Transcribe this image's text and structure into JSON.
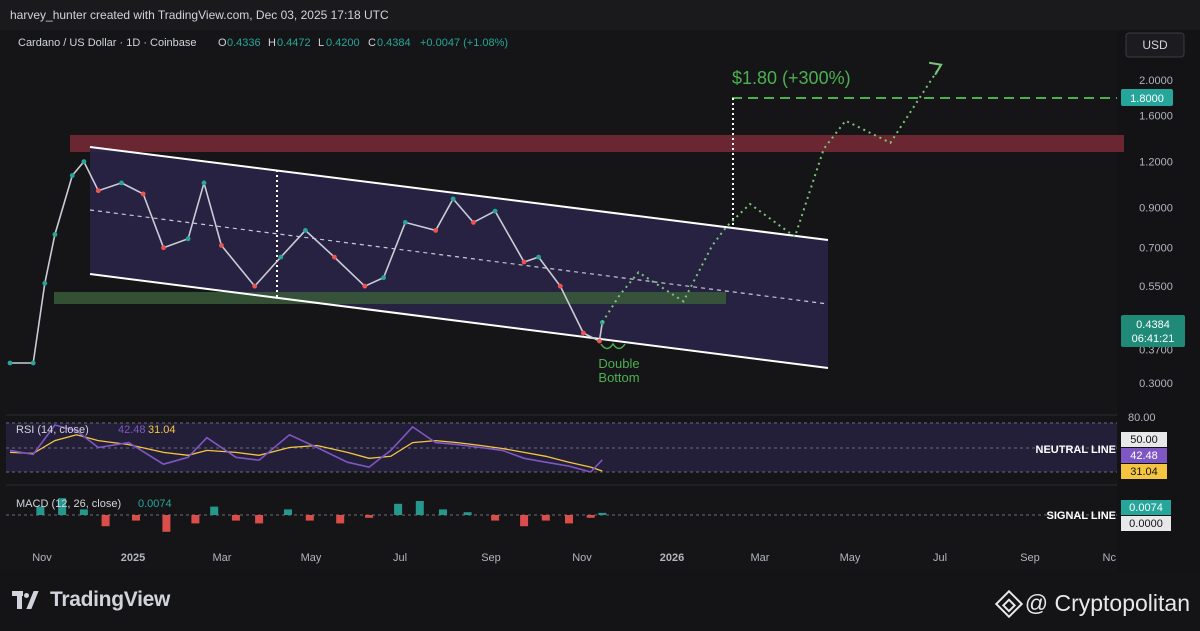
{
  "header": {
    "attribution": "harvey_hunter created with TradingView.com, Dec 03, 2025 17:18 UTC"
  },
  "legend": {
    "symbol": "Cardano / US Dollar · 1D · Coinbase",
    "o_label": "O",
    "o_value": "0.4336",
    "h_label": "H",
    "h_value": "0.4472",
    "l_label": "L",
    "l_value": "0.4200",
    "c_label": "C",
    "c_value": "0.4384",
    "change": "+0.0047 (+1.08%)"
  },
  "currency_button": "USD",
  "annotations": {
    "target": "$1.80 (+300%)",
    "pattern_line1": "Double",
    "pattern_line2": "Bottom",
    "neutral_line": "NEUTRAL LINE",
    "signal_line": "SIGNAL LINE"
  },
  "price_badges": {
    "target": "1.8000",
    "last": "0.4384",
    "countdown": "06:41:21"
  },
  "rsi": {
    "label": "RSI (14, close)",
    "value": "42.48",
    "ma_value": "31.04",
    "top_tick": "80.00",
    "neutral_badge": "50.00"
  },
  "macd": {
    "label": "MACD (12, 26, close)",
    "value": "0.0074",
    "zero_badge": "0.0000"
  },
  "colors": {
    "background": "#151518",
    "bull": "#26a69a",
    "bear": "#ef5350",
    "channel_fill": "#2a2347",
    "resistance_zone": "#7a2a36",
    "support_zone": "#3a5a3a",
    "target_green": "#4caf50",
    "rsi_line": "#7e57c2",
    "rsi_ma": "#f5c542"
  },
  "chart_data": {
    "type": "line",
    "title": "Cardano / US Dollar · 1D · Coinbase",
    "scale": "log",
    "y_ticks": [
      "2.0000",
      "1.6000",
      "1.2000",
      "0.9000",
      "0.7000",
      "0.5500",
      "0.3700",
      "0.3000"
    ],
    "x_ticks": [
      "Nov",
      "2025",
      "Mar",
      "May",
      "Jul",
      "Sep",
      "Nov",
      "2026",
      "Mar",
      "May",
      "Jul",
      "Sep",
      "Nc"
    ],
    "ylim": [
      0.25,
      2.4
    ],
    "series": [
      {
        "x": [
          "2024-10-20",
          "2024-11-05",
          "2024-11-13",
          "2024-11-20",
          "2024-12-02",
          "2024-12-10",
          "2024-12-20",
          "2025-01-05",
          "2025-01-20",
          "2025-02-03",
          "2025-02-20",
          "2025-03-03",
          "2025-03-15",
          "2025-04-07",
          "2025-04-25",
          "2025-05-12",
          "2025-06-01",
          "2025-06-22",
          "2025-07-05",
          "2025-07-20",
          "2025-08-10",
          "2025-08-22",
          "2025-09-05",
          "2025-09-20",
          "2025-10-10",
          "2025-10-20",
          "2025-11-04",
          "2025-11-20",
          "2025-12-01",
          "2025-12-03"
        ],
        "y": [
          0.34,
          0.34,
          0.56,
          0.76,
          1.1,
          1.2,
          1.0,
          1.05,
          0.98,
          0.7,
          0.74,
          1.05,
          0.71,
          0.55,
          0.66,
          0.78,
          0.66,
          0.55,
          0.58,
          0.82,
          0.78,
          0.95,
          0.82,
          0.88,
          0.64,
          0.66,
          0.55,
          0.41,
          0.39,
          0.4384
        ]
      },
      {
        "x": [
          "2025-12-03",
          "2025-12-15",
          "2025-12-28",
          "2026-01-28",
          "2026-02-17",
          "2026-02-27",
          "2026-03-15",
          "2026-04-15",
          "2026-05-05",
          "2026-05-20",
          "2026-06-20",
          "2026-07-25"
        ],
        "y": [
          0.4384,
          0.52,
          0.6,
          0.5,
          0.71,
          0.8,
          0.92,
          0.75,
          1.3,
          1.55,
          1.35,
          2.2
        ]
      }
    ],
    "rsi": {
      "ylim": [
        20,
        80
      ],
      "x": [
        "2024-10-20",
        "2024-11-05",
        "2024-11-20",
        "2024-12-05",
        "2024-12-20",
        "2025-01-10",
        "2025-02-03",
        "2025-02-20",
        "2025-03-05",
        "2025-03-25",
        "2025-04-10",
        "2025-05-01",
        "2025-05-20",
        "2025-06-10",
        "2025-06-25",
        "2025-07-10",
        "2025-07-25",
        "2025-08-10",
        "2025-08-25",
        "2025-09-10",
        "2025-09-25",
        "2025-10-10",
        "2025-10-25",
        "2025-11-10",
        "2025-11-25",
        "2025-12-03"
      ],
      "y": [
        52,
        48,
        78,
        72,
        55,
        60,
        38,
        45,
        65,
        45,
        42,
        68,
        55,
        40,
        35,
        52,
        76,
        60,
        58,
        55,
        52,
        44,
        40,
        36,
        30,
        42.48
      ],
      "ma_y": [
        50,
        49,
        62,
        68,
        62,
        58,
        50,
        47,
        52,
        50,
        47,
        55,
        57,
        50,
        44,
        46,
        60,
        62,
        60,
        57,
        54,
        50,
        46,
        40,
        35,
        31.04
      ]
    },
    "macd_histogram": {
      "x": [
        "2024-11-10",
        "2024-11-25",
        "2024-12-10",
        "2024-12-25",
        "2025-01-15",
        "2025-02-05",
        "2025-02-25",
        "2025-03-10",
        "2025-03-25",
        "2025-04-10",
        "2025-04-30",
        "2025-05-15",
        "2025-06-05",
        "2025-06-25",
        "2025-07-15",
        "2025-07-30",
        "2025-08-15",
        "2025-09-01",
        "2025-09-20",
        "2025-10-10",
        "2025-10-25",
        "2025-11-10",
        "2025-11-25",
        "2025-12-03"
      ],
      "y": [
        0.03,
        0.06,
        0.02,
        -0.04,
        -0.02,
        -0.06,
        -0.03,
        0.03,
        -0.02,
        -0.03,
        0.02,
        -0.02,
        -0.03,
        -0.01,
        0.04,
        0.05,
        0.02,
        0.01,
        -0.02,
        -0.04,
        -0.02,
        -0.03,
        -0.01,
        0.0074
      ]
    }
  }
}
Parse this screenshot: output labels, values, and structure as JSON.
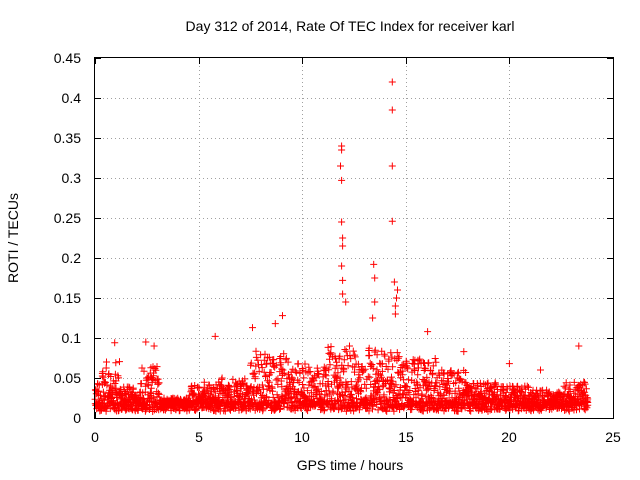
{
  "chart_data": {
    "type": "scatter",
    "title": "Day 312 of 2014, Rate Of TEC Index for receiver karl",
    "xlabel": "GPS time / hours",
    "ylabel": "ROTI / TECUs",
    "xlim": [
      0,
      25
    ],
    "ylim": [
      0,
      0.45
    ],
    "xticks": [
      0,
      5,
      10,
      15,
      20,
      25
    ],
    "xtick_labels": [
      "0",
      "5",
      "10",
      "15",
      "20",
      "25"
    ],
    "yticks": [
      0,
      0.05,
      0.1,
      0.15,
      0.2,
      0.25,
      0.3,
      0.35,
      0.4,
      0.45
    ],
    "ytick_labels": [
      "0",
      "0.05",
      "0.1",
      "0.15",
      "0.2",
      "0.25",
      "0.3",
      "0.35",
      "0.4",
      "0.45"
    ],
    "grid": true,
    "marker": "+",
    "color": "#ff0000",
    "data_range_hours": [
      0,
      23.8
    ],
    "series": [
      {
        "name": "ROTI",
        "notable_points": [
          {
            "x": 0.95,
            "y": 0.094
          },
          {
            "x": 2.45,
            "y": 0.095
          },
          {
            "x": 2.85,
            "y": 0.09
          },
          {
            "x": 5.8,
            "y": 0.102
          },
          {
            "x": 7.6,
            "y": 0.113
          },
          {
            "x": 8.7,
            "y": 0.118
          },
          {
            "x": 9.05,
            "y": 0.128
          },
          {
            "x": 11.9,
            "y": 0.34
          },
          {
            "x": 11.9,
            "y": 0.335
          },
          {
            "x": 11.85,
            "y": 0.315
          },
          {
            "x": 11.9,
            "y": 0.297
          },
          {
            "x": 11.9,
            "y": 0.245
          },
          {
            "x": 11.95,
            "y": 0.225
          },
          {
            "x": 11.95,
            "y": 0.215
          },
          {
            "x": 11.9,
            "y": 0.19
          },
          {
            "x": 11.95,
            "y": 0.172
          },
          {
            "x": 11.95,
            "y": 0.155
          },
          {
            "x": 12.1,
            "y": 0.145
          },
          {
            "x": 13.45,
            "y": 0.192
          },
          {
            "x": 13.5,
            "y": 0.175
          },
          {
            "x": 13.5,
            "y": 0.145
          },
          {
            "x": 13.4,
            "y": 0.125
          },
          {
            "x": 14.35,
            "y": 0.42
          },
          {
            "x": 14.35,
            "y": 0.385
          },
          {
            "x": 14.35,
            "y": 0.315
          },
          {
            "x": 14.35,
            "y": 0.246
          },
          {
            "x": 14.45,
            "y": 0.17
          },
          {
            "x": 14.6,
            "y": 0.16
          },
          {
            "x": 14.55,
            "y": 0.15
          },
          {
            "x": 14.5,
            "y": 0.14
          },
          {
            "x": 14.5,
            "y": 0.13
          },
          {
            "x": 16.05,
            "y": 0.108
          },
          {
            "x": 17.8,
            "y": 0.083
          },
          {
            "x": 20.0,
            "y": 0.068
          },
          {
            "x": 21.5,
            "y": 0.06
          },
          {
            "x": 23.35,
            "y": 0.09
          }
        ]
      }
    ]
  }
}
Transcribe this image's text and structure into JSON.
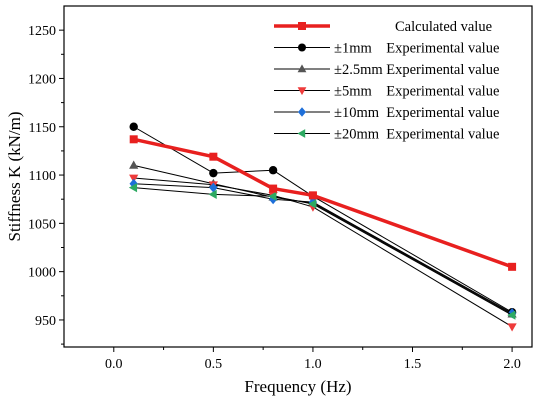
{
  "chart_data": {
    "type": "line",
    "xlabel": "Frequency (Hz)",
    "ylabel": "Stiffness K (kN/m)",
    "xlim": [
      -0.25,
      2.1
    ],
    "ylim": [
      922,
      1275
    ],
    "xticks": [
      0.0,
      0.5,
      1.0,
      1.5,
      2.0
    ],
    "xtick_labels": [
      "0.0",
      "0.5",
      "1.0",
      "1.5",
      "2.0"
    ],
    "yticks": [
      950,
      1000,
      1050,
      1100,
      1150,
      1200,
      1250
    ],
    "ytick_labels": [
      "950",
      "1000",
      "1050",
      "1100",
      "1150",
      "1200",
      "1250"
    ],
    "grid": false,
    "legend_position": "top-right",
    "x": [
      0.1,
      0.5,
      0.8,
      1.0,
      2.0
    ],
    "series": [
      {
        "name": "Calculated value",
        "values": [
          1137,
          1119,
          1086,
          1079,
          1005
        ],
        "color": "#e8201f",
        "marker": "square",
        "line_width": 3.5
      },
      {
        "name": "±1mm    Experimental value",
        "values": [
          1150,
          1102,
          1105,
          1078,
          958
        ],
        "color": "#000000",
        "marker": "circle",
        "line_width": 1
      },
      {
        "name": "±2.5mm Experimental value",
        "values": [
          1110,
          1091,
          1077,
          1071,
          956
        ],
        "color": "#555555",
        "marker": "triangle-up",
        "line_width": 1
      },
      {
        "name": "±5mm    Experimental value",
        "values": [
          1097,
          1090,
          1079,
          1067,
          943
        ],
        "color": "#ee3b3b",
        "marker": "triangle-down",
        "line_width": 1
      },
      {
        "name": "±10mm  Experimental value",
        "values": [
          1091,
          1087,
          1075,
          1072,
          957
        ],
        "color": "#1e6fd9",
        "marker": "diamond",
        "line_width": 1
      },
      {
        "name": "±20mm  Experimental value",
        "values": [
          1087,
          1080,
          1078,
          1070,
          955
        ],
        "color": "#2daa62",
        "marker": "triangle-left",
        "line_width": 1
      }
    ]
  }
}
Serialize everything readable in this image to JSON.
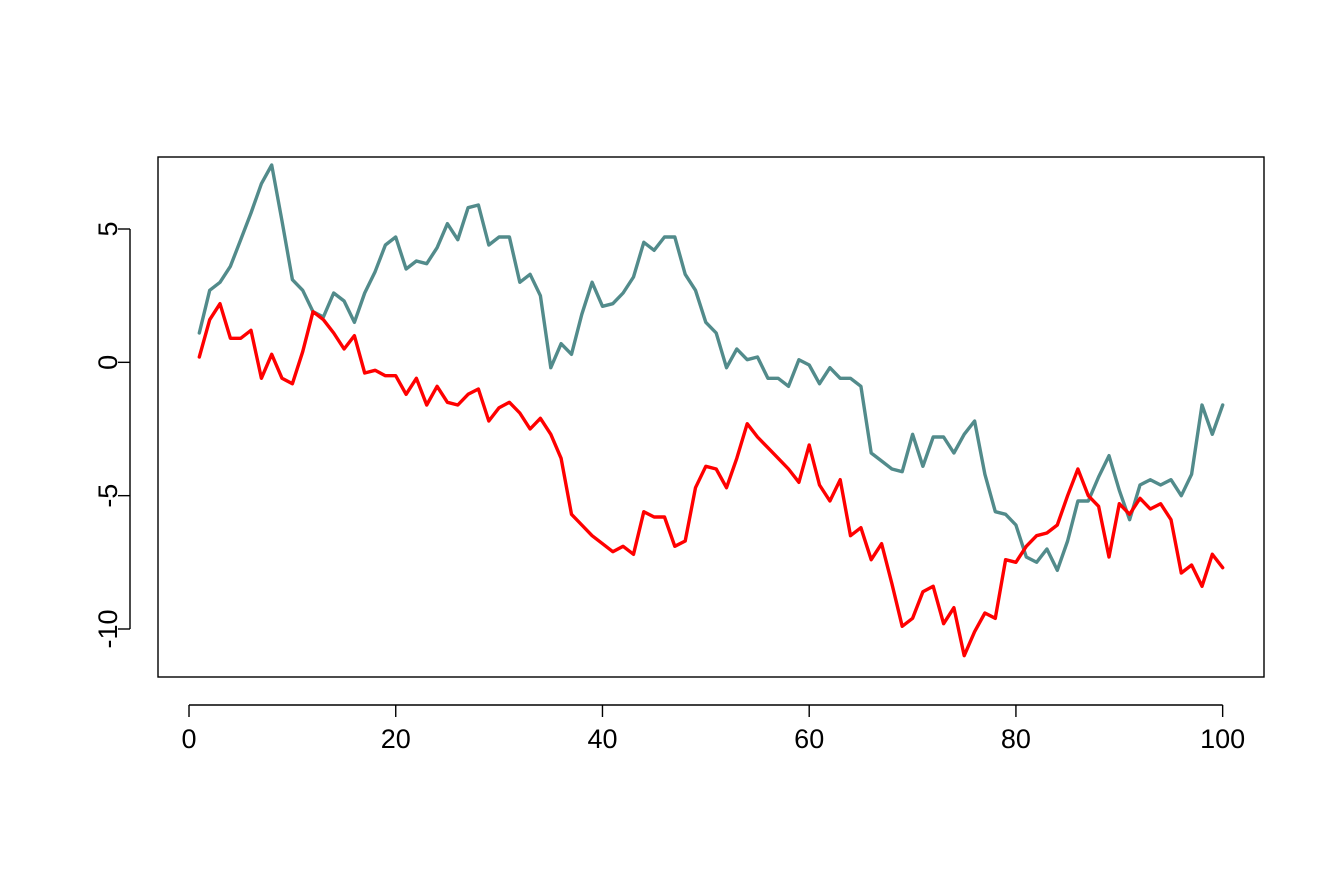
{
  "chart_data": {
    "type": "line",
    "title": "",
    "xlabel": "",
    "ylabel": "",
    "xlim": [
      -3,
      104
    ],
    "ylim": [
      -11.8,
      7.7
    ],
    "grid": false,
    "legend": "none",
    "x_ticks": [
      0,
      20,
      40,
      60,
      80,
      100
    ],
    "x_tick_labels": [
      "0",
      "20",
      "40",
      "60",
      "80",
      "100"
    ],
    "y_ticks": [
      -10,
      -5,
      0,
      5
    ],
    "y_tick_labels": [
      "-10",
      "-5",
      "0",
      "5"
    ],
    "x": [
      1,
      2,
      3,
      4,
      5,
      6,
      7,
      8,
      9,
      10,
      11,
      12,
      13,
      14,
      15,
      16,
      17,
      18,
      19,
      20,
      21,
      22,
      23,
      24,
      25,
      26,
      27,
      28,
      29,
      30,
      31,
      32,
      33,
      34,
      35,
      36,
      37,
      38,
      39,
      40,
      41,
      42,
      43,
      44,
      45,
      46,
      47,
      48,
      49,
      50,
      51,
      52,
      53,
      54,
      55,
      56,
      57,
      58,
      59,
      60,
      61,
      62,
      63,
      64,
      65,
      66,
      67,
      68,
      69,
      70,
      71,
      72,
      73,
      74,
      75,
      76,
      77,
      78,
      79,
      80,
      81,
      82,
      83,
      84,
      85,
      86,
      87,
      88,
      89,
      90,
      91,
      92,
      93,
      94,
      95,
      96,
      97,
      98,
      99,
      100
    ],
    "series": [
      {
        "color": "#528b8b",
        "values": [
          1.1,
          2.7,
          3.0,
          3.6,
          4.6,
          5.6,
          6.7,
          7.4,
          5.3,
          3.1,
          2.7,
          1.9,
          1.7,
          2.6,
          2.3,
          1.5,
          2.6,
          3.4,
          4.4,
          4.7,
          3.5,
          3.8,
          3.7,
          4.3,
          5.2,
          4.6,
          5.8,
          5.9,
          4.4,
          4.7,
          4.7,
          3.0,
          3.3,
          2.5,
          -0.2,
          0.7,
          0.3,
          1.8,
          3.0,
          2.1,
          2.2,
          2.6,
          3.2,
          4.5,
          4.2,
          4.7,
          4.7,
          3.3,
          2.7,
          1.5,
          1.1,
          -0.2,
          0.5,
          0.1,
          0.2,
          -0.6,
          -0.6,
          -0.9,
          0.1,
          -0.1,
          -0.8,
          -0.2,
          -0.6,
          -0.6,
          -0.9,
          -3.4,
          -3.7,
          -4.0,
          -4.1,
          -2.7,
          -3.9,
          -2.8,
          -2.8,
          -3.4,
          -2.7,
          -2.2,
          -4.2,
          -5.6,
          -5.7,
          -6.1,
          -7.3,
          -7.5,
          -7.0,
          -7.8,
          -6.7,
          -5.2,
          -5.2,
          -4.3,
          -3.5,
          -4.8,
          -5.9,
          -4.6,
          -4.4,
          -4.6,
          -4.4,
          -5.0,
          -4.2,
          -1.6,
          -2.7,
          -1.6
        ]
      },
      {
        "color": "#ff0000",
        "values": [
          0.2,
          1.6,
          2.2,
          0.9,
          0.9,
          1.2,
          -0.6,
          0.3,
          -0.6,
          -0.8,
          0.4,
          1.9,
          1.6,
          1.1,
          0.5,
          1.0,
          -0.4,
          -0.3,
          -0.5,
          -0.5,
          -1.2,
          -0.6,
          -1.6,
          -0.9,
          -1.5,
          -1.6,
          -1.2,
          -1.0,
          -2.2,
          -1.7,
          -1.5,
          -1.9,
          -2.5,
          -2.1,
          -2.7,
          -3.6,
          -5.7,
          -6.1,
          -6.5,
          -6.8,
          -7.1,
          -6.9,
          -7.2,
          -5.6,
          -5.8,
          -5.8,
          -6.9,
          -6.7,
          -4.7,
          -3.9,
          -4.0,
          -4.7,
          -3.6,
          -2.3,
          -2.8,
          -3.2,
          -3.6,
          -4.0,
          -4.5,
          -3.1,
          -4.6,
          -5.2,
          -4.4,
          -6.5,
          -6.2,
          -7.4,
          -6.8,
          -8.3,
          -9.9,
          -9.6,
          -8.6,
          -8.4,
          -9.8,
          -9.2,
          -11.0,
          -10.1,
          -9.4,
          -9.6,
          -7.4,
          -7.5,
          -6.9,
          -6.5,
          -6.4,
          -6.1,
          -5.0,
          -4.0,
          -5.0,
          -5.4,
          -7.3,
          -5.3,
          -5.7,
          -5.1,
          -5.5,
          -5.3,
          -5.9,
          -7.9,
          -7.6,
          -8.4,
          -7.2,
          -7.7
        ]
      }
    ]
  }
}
************
_Job:_
Among the entries above, identify all lines with "ylabel" and copy them.

_Result for this task:_
    "ylabel": "ROTI / TECUs",
    "ylabel": "Stiffness K (kN/m)",
    "ylabel": "",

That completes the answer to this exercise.